-- Data start --
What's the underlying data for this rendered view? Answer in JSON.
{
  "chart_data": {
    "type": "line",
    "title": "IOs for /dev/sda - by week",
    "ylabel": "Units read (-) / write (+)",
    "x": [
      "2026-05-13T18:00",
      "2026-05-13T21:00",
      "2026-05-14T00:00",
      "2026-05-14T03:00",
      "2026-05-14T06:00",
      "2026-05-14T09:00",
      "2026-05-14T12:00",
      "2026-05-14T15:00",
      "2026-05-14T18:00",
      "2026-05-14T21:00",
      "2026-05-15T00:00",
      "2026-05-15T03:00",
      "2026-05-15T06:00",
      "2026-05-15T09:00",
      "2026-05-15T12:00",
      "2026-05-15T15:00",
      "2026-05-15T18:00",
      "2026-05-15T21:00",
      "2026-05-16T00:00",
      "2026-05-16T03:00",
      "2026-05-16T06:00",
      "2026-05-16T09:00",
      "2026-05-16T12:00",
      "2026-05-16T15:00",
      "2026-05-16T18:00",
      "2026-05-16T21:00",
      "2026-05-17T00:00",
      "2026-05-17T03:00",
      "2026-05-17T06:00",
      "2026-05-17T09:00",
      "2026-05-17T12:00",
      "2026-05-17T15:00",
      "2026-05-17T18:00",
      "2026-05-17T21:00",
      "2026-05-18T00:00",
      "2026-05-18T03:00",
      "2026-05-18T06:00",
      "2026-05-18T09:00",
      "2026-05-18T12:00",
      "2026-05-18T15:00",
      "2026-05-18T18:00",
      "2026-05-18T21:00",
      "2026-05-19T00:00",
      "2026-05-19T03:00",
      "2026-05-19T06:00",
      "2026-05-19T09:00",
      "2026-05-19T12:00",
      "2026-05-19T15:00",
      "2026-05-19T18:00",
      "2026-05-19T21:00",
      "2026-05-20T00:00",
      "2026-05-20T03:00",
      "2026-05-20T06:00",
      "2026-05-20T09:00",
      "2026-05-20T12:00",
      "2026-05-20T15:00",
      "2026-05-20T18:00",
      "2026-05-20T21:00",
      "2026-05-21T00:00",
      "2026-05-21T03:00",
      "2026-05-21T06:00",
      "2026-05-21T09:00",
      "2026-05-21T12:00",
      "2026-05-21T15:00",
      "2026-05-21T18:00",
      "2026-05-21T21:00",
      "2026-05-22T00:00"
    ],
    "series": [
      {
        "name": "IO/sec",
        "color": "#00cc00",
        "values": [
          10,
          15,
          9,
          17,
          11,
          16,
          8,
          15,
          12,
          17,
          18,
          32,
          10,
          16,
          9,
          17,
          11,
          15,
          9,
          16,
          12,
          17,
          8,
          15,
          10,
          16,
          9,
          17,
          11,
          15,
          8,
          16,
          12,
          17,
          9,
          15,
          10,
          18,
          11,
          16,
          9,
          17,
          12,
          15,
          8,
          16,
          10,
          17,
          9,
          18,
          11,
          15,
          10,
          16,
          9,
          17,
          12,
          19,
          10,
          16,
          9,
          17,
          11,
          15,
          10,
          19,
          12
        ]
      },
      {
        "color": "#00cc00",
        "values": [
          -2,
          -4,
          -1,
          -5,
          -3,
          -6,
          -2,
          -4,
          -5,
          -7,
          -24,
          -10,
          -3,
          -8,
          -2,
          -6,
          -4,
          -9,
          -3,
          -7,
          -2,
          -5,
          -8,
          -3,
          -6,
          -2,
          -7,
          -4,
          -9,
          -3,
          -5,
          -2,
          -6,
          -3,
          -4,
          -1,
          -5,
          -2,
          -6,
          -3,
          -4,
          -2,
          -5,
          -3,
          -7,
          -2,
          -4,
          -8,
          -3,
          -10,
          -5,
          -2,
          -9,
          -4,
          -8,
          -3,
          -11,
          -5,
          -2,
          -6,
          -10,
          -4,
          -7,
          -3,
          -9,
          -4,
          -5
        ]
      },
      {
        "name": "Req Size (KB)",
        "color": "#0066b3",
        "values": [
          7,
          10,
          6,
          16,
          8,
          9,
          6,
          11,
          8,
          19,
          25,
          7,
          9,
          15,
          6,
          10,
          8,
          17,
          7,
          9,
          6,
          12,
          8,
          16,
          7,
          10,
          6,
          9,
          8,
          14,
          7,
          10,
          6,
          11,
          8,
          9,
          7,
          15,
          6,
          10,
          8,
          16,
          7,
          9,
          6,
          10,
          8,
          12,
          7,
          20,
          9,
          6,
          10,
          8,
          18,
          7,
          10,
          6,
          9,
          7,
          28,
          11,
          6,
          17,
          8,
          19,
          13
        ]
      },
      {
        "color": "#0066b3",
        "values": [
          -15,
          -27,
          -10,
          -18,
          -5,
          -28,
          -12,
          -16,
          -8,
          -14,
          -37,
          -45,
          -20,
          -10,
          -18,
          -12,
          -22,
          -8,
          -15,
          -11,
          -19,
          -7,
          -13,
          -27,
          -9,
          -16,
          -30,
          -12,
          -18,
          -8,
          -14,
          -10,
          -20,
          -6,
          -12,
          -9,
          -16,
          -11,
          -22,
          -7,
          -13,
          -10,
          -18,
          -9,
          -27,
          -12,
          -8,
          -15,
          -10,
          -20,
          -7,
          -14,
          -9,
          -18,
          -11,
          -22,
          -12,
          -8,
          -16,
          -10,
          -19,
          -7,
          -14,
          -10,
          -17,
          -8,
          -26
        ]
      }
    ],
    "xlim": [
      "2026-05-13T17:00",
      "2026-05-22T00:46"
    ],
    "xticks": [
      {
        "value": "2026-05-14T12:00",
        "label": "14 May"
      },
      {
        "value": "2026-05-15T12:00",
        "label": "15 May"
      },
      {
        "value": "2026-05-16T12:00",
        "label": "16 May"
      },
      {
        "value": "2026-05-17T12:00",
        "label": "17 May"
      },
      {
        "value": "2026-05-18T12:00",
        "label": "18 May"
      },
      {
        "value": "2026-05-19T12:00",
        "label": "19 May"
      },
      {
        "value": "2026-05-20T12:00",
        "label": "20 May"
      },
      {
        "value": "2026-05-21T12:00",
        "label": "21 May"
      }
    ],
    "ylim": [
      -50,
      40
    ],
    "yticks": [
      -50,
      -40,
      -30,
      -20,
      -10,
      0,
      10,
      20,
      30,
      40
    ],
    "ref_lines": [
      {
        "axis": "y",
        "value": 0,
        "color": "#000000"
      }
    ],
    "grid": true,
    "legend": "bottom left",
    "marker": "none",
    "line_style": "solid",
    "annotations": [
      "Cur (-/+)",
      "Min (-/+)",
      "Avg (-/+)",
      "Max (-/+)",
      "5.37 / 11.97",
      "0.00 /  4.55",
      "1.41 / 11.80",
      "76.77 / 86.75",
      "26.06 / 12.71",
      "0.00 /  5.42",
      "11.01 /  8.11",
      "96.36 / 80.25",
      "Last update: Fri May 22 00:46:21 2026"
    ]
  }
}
-- Data end --
→ **Job**: Return the whole listing exactly, with every line included.

→ **Exercise answer**:
What's the underlying data for this rendered view? Answer in JSON.
{
  "chart_data": {
    "type": "line",
    "title": "IOs for /dev/sda - by week",
    "ylabel": "Units read (-) / write (+)",
    "x": [
      "2026-05-13T18:00",
      "2026-05-13T21:00",
      "2026-05-14T00:00",
      "2026-05-14T03:00",
      "2026-05-14T06:00",
      "2026-05-14T09:00",
      "2026-05-14T12:00",
      "2026-05-14T15:00",
      "2026-05-14T18:00",
      "2026-05-14T21:00",
      "2026-05-15T00:00",
      "2026-05-15T03:00",
      "2026-05-15T06:00",
      "2026-05-15T09:00",
      "2026-05-15T12:00",
      "2026-05-15T15:00",
      "2026-05-15T18:00",
      "2026-05-15T21:00",
      "2026-05-16T00:00",
      "2026-05-16T03:00",
      "2026-05-16T06:00",
      "2026-05-16T09:00",
      "2026-05-16T12:00",
      "2026-05-16T15:00",
      "2026-05-16T18:00",
      "2026-05-16T21:00",
      "2026-05-17T00:00",
      "2026-05-17T03:00",
      "2026-05-17T06:00",
      "2026-05-17T09:00",
      "2026-05-17T12:00",
      "2026-05-17T15:00",
      "2026-05-17T18:00",
      "2026-05-17T21:00",
      "2026-05-18T00:00",
      "2026-05-18T03:00",
      "2026-05-18T06:00",
      "2026-05-18T09:00",
      "2026-05-18T12:00",
      "2026-05-18T15:00",
      "2026-05-18T18:00",
      "2026-05-18T21:00",
      "2026-05-19T00:00",
      "2026-05-19T03:00",
      "2026-05-19T06:00",
      "2026-05-19T09:00",
      "2026-05-19T12:00",
      "2026-05-19T15:00",
      "2026-05-19T18:00",
      "2026-05-19T21:00",
      "2026-05-20T00:00",
      "2026-05-20T03:00",
      "2026-05-20T06:00",
      "2026-05-20T09:00",
      "2026-05-20T12:00",
      "2026-05-20T15:00",
      "2026-05-20T18:00",
      "2026-05-20T21:00",
      "2026-05-21T00:00",
      "2026-05-21T03:00",
      "2026-05-21T06:00",
      "2026-05-21T09:00",
      "2026-05-21T12:00",
      "2026-05-21T15:00",
      "2026-05-21T18:00",
      "2026-05-21T21:00",
      "2026-05-22T00:00"
    ],
    "series": [
      {
        "name": "IO/sec",
        "color": "#00cc00",
        "values": [
          10,
          15,
          9,
          17,
          11,
          16,
          8,
          15,
          12,
          17,
          18,
          32,
          10,
          16,
          9,
          17,
          11,
          15,
          9,
          16,
          12,
          17,
          8,
          15,
          10,
          16,
          9,
          17,
          11,
          15,
          8,
          16,
          12,
          17,
          9,
          15,
          10,
          18,
          11,
          16,
          9,
          17,
          12,
          15,
          8,
          16,
          10,
          17,
          9,
          18,
          11,
          15,
          10,
          16,
          9,
          17,
          12,
          19,
          10,
          16,
          9,
          17,
          11,
          15,
          10,
          19,
          12
        ]
      },
      {
        "color": "#00cc00",
        "values": [
          -2,
          -4,
          -1,
          -5,
          -3,
          -6,
          -2,
          -4,
          -5,
          -7,
          -24,
          -10,
          -3,
          -8,
          -2,
          -6,
          -4,
          -9,
          -3,
          -7,
          -2,
          -5,
          -8,
          -3,
          -6,
          -2,
          -7,
          -4,
          -9,
          -3,
          -5,
          -2,
          -6,
          -3,
          -4,
          -1,
          -5,
          -2,
          -6,
          -3,
          -4,
          -2,
          -5,
          -3,
          -7,
          -2,
          -4,
          -8,
          -3,
          -10,
          -5,
          -2,
          -9,
          -4,
          -8,
          -3,
          -11,
          -5,
          -2,
          -6,
          -10,
          -4,
          -7,
          -3,
          -9,
          -4,
          -5
        ]
      },
      {
        "name": "Req Size (KB)",
        "color": "#0066b3",
        "values": [
          7,
          10,
          6,
          16,
          8,
          9,
          6,
          11,
          8,
          19,
          25,
          7,
          9,
          15,
          6,
          10,
          8,
          17,
          7,
          9,
          6,
          12,
          8,
          16,
          7,
          10,
          6,
          9,
          8,
          14,
          7,
          10,
          6,
          11,
          8,
          9,
          7,
          15,
          6,
          10,
          8,
          16,
          7,
          9,
          6,
          10,
          8,
          12,
          7,
          20,
          9,
          6,
          10,
          8,
          18,
          7,
          10,
          6,
          9,
          7,
          28,
          11,
          6,
          17,
          8,
          19,
          13
        ]
      },
      {
        "color": "#0066b3",
        "values": [
          -15,
          -27,
          -10,
          -18,
          -5,
          -28,
          -12,
          -16,
          -8,
          -14,
          -37,
          -45,
          -20,
          -10,
          -18,
          -12,
          -22,
          -8,
          -15,
          -11,
          -19,
          -7,
          -13,
          -27,
          -9,
          -16,
          -30,
          -12,
          -18,
          -8,
          -14,
          -10,
          -20,
          -6,
          -12,
          -9,
          -16,
          -11,
          -22,
          -7,
          -13,
          -10,
          -18,
          -9,
          -27,
          -12,
          -8,
          -15,
          -10,
          -20,
          -7,
          -14,
          -9,
          -18,
          -11,
          -22,
          -12,
          -8,
          -16,
          -10,
          -19,
          -7,
          -14,
          -10,
          -17,
          -8,
          -26
        ]
      }
    ],
    "xlim": [
      "2026-05-13T17:00",
      "2026-05-22T00:46"
    ],
    "xticks": [
      {
        "value": "2026-05-14T12:00",
        "label": "14 May"
      },
      {
        "value": "2026-05-15T12:00",
        "label": "15 May"
      },
      {
        "value": "2026-05-16T12:00",
        "label": "16 May"
      },
      {
        "value": "2026-05-17T12:00",
        "label": "17 May"
      },
      {
        "value": "2026-05-18T12:00",
        "label": "18 May"
      },
      {
        "value": "2026-05-19T12:00",
        "label": "19 May"
      },
      {
        "value": "2026-05-20T12:00",
        "label": "20 May"
      },
      {
        "value": "2026-05-21T12:00",
        "label": "21 May"
      }
    ],
    "ylim": [
      -50,
      40
    ],
    "yticks": [
      -50,
      -40,
      -30,
      -20,
      -10,
      0,
      10,
      20,
      30,
      40
    ],
    "ref_lines": [
      {
        "axis": "y",
        "value": 0,
        "color": "#000000"
      }
    ],
    "grid": true,
    "legend": "bottom left",
    "marker": "none",
    "line_style": "solid",
    "annotations": [
      "Cur (-/+)",
      "Min (-/+)",
      "Avg (-/+)",
      "Max (-/+)",
      "5.37 / 11.97",
      "0.00 /  4.55",
      "1.41 / 11.80",
      "76.77 / 86.75",
      "26.06 / 12.71",
      "0.00 /  5.42",
      "11.01 /  8.11",
      "96.36 / 80.25",
      "Last update: Fri May 22 00:46:21 2026"
    ]
  }
}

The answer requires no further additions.